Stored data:
· · · · ·

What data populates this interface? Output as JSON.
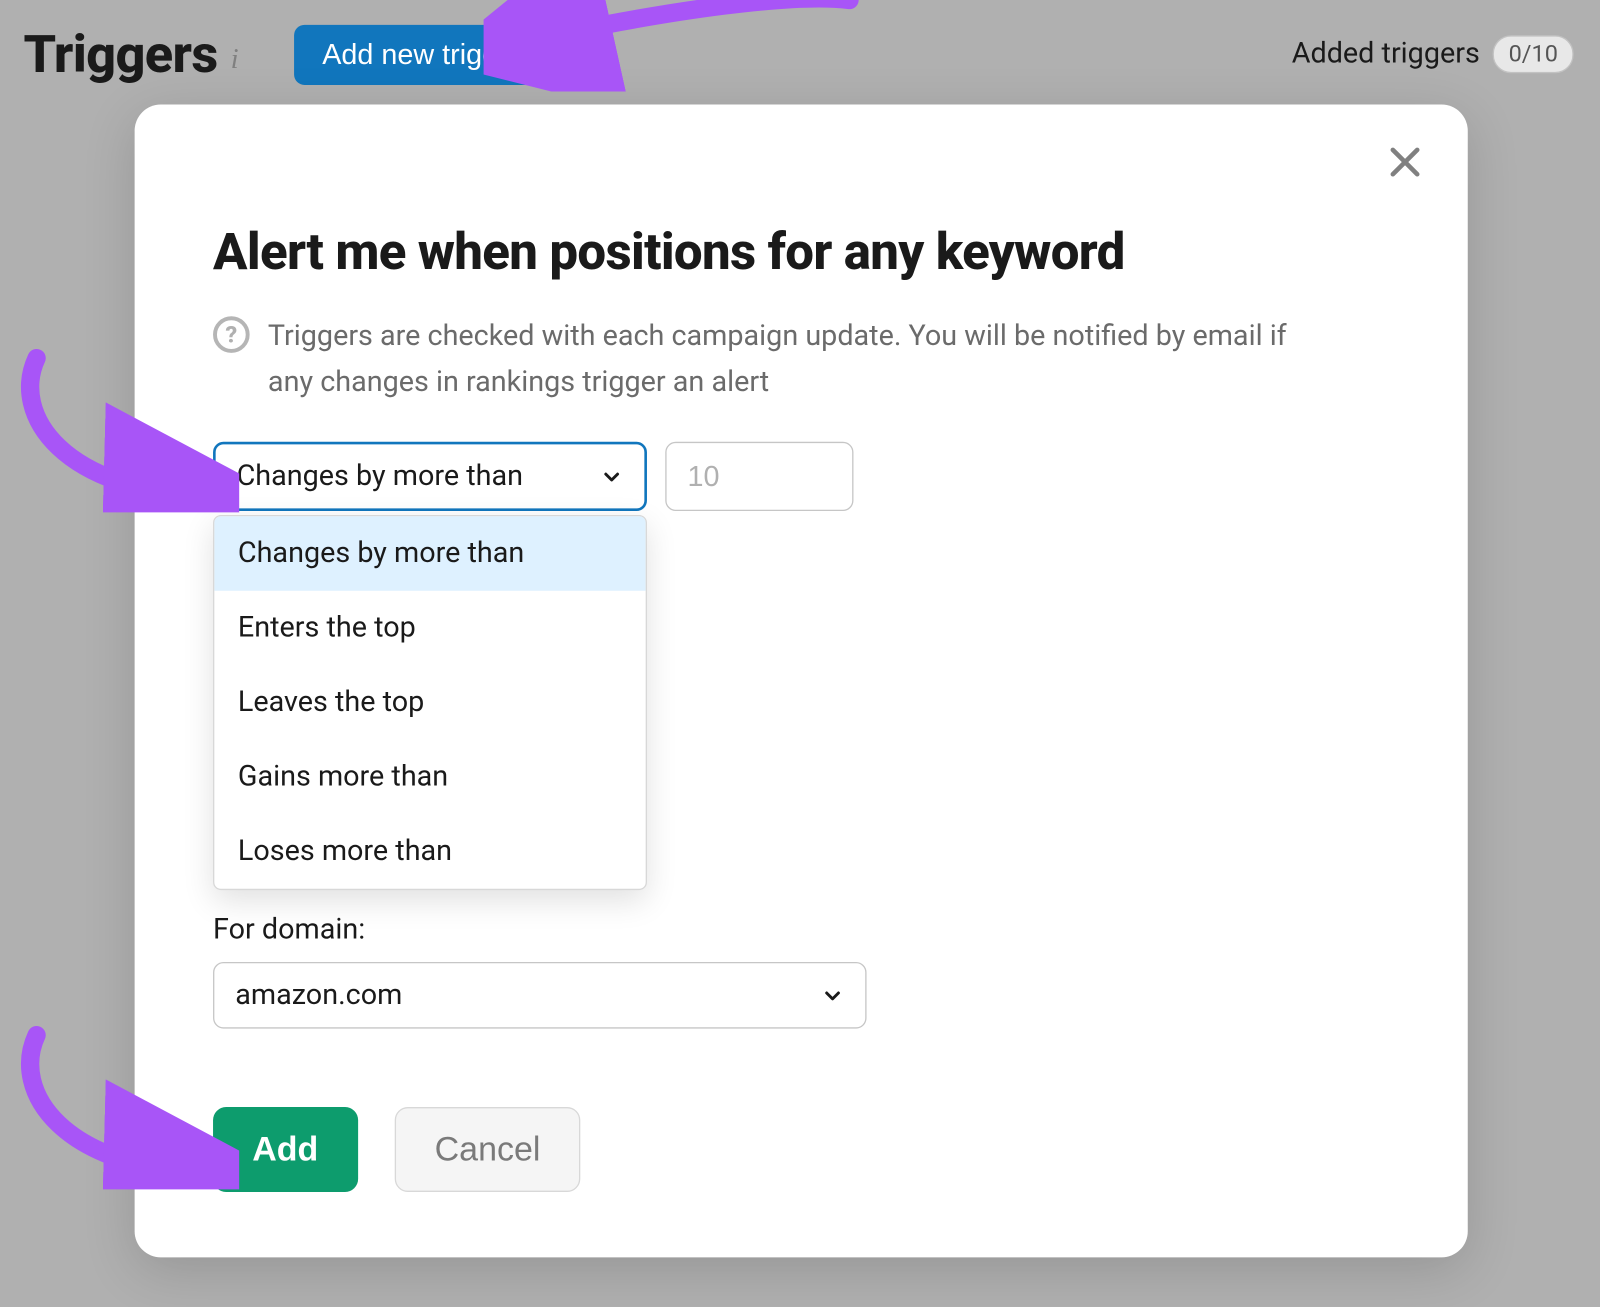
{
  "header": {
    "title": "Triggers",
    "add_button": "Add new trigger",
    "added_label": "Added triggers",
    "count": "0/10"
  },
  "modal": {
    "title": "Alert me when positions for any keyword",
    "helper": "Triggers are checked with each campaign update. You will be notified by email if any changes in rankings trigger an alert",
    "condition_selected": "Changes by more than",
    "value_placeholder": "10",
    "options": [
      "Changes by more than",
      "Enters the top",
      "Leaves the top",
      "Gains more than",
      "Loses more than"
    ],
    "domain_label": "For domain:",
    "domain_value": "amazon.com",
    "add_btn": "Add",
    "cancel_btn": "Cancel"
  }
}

· · · · ·

- AIM OF THE EXERCISE -
All records must be output exactly as they are, except for the pictures, which are left out.

- FINAL RESULT -
What data populates this interface? Output as JSON.
{
  "header": {
    "title": "Triggers",
    "add_button": "Add new trigger",
    "added_label": "Added triggers",
    "count": "0/10"
  },
  "modal": {
    "title": "Alert me when positions for any keyword",
    "helper": "Triggers are checked with each campaign update. You will be notified by email if any changes in rankings trigger an alert",
    "condition_selected": "Changes by more than",
    "value_placeholder": "10",
    "options": [
      "Changes by more than",
      "Enters the top",
      "Leaves the top",
      "Gains more than",
      "Loses more than"
    ],
    "domain_label": "For domain:",
    "domain_value": "amazon.com",
    "add_btn": "Add",
    "cancel_btn": "Cancel"
  }
}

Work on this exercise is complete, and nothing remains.